▶ **WRITTEN PROBLEM**
For the listing below, give the count of lines containing "своему", and no other text.

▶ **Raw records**

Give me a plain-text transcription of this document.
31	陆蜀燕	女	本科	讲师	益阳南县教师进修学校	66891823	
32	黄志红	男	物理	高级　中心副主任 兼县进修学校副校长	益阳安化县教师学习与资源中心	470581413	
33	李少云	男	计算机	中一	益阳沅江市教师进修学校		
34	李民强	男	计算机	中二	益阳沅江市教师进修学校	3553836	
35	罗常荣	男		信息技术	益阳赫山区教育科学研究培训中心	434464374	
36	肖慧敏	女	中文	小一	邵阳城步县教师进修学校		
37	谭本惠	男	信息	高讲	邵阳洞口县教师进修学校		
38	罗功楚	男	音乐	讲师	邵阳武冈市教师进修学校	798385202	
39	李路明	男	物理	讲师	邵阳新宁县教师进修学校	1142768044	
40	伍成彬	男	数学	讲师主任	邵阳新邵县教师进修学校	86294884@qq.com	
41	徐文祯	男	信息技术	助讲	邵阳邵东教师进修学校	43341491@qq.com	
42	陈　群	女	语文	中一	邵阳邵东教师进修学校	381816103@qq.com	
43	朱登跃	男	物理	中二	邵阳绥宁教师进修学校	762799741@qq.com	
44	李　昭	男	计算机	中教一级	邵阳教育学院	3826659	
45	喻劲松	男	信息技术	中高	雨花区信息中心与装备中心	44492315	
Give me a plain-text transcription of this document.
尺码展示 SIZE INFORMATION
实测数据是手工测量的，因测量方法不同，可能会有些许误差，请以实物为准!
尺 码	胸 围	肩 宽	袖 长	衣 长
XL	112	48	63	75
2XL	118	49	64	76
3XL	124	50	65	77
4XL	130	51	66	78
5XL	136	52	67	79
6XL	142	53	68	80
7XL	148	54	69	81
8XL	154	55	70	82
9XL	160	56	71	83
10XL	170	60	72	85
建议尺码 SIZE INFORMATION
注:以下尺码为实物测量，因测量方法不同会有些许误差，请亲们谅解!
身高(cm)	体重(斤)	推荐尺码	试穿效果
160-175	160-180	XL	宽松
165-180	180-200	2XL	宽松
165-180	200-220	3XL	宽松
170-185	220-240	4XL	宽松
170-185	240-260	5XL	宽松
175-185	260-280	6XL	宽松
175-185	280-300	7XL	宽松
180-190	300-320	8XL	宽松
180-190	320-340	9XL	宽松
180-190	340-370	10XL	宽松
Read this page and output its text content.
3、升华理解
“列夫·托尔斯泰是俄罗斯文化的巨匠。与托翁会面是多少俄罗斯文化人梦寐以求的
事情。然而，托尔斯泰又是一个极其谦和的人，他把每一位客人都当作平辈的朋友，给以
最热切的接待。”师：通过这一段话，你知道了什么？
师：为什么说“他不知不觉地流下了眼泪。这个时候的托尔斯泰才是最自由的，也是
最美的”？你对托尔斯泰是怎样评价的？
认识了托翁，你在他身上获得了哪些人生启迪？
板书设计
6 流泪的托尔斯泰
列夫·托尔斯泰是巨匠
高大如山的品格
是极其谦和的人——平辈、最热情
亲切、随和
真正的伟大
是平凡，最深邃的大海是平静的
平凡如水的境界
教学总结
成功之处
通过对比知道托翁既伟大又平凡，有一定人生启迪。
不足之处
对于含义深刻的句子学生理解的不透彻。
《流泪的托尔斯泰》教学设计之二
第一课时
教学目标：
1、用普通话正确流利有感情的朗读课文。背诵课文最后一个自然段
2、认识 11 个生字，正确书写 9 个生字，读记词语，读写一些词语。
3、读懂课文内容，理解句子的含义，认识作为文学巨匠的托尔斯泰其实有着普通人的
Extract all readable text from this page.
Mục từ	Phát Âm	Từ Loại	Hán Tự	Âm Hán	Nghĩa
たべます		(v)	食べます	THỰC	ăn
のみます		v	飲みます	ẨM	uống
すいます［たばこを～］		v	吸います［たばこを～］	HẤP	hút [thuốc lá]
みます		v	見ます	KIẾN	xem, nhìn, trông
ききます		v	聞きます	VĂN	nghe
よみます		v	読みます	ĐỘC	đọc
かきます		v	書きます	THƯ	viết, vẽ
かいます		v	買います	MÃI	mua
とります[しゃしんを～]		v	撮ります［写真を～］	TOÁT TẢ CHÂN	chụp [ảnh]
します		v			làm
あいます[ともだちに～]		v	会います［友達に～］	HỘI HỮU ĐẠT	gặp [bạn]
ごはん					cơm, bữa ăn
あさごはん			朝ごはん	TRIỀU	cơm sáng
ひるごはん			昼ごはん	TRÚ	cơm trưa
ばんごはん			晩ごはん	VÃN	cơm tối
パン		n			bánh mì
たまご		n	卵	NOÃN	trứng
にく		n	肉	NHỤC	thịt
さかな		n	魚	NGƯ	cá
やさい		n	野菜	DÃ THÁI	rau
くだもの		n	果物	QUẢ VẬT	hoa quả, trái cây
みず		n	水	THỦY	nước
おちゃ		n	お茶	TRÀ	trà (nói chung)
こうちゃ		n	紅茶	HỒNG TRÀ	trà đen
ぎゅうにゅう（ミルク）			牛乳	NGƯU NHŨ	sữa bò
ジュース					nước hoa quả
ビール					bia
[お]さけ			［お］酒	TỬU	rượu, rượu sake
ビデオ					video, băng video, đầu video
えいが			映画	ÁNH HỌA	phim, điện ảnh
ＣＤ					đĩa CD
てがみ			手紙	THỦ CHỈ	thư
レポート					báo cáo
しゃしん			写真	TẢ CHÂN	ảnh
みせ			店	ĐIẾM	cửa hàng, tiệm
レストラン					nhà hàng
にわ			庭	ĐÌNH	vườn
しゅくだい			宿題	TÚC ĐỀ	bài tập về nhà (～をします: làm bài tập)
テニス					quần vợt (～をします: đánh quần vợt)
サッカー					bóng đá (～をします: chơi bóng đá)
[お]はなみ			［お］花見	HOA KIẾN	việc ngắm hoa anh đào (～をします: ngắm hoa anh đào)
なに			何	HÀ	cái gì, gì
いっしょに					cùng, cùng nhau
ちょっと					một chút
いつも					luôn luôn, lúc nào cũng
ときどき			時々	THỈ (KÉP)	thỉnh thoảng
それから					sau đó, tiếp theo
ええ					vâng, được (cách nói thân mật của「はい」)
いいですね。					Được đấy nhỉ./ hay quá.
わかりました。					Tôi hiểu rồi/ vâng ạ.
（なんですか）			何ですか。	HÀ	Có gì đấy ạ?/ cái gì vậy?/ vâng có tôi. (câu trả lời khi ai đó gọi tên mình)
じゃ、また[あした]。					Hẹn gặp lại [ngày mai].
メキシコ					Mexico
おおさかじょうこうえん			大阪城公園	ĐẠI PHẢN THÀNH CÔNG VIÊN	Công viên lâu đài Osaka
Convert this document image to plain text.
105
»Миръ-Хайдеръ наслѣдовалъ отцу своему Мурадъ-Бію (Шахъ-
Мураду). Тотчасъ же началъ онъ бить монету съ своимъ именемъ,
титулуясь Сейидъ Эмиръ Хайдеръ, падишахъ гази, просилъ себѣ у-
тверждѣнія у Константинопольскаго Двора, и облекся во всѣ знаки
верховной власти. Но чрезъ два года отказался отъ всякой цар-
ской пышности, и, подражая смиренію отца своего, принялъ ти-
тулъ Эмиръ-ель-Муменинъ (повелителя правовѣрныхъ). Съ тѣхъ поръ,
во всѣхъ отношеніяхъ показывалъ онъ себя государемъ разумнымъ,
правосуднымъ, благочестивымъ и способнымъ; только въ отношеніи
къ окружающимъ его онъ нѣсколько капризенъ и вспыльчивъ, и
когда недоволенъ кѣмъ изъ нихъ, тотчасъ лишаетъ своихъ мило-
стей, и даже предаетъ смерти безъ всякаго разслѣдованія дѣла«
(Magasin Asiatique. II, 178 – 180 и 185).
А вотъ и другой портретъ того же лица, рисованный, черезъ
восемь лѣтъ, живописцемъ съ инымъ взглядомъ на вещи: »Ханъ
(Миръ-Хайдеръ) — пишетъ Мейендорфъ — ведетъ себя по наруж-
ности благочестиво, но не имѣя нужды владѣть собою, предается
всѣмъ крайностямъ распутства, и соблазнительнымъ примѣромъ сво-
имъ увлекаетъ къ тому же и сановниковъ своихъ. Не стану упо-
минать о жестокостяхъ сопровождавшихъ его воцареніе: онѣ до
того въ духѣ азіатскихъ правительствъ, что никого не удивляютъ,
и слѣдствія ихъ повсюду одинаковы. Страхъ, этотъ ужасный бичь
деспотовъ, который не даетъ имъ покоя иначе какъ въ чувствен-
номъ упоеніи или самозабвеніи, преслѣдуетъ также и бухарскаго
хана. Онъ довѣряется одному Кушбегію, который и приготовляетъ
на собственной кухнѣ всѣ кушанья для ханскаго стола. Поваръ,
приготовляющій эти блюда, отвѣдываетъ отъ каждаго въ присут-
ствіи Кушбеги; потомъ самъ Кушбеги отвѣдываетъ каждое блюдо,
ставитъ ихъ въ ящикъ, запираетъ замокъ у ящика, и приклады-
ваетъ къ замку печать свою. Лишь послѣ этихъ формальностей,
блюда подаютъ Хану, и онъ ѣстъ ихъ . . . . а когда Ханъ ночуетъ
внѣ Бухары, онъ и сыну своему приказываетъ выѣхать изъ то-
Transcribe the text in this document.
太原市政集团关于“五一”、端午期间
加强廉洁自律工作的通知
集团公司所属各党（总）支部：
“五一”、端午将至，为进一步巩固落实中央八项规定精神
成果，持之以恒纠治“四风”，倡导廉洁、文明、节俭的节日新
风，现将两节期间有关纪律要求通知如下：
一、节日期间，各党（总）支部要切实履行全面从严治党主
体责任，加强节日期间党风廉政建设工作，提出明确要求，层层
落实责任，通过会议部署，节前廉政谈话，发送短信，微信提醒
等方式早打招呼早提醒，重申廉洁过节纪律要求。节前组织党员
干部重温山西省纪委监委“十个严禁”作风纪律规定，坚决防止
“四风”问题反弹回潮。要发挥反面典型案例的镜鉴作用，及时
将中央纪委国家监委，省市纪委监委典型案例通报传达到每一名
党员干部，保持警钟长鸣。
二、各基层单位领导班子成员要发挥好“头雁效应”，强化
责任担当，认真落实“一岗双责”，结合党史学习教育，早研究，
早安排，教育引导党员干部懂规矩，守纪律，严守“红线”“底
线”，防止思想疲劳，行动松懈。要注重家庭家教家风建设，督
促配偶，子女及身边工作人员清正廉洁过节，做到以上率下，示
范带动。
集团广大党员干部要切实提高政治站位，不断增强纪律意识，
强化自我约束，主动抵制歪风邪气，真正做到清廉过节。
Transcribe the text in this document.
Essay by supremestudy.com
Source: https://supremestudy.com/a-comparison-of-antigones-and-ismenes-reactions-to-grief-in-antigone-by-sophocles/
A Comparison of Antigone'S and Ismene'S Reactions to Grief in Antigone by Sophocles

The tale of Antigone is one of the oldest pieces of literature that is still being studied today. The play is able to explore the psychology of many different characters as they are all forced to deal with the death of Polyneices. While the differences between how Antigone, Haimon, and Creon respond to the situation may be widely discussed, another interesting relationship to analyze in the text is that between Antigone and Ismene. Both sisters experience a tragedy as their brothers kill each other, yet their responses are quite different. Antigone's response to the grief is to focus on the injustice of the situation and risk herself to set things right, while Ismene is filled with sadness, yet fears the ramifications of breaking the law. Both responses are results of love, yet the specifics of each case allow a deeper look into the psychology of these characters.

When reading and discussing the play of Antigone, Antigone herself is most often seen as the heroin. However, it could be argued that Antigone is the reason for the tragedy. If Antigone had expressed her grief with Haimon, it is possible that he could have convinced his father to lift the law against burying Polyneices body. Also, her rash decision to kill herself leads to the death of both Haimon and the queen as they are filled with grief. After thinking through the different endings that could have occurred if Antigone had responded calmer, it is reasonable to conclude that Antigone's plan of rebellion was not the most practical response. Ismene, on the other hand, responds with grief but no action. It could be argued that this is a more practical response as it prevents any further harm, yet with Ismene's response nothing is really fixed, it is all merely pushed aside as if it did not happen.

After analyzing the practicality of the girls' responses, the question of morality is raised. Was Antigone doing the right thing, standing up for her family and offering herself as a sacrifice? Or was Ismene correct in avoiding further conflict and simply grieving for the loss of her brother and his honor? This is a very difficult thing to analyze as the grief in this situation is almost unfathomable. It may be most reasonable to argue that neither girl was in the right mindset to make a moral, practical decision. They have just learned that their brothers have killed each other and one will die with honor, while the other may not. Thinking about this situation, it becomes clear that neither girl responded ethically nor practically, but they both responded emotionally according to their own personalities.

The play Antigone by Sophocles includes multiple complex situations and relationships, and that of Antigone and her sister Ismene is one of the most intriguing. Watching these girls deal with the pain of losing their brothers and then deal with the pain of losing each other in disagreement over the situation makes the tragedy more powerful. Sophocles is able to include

▶ **EXPECTED OUTPUT**
2